[Dataset entries]

:::

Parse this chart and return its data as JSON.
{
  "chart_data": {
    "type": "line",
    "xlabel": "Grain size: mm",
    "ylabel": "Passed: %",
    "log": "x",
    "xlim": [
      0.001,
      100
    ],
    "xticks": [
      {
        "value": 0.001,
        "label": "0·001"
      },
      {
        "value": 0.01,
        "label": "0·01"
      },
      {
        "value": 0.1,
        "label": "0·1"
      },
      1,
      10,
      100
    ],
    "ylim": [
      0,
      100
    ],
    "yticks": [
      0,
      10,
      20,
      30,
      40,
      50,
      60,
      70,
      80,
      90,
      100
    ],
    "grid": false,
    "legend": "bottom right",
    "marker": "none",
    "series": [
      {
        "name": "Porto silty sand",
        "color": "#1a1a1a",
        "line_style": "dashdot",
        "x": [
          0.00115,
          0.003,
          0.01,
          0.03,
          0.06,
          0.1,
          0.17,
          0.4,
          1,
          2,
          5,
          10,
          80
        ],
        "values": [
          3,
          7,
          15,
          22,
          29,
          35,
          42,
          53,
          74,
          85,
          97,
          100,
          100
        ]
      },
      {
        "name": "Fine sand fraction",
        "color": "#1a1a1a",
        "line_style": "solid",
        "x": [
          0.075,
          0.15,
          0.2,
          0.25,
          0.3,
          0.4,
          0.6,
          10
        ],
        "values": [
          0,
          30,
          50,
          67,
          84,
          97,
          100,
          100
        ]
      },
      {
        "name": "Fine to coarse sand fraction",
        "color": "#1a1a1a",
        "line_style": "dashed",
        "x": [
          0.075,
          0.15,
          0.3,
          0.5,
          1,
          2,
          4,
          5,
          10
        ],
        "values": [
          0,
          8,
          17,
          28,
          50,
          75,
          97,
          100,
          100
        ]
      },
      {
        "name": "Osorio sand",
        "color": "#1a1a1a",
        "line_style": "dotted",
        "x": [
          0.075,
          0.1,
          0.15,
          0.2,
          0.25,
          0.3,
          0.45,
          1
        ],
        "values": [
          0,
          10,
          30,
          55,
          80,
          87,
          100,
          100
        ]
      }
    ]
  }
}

:::

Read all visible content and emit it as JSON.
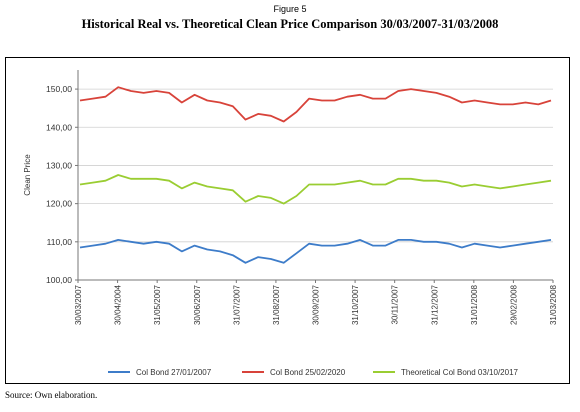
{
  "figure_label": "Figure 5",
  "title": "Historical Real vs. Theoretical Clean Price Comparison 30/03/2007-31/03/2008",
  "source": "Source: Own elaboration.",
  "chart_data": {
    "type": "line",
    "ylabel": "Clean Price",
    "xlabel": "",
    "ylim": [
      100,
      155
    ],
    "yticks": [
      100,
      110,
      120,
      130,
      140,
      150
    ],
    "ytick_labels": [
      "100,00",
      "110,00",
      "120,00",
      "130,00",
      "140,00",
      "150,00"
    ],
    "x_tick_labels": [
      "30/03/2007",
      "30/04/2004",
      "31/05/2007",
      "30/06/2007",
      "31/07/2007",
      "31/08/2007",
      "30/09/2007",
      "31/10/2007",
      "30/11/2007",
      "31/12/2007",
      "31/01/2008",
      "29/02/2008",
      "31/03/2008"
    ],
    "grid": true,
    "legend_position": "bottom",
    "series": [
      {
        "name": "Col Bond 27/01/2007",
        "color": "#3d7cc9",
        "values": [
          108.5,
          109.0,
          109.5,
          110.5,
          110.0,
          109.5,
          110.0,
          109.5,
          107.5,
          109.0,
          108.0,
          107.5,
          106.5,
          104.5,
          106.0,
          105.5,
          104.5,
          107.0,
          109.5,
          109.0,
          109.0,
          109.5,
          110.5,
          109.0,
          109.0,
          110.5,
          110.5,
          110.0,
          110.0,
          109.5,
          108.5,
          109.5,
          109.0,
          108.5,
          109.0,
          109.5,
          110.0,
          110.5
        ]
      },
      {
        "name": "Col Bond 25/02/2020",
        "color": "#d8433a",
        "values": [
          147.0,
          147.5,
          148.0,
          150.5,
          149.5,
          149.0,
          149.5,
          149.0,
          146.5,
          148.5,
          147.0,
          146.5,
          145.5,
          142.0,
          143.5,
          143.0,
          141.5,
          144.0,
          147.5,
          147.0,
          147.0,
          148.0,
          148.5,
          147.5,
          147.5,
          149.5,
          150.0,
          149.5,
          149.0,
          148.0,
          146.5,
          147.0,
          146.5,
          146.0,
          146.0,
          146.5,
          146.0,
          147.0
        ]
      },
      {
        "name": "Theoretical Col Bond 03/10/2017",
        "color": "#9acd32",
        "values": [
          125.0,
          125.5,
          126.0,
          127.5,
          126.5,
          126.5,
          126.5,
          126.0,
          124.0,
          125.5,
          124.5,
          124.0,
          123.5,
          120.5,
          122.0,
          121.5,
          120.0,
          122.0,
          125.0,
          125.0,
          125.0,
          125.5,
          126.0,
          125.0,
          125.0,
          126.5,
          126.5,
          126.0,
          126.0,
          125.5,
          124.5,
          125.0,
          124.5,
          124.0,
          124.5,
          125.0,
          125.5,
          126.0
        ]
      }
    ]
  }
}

:::

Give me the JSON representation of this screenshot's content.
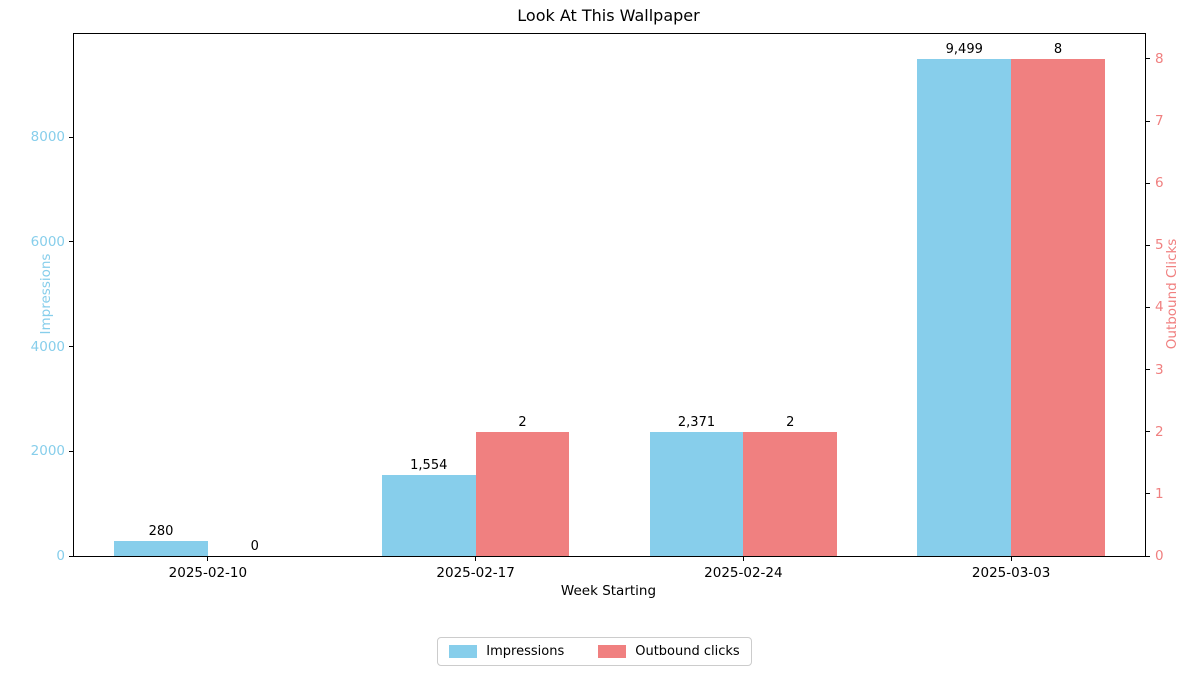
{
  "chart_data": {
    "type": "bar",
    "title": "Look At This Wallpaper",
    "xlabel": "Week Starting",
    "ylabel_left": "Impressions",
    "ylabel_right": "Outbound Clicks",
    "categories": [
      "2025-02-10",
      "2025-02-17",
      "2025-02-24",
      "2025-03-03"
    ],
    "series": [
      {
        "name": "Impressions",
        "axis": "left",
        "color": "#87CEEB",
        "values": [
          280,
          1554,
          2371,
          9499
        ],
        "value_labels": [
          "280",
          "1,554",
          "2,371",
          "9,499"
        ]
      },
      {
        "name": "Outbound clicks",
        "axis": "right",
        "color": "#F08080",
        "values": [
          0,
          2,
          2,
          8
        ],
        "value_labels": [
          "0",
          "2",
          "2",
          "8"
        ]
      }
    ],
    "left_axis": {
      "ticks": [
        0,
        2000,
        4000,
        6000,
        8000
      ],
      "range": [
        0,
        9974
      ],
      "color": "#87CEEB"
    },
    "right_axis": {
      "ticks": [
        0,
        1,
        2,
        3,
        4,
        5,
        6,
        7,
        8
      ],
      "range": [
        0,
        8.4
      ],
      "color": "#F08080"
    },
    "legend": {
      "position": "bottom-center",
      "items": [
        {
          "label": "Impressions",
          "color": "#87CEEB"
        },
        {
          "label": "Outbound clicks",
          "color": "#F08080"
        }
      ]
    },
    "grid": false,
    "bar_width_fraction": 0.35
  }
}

:::

GIVEN REQUEST> Which lines of the data include "xlabel"? Copy each of them.

EXERCISE ANSWER>
    "xlabel": "Grain size: mm",
    "xlabel": "",
    "xlabel": "Week Starting",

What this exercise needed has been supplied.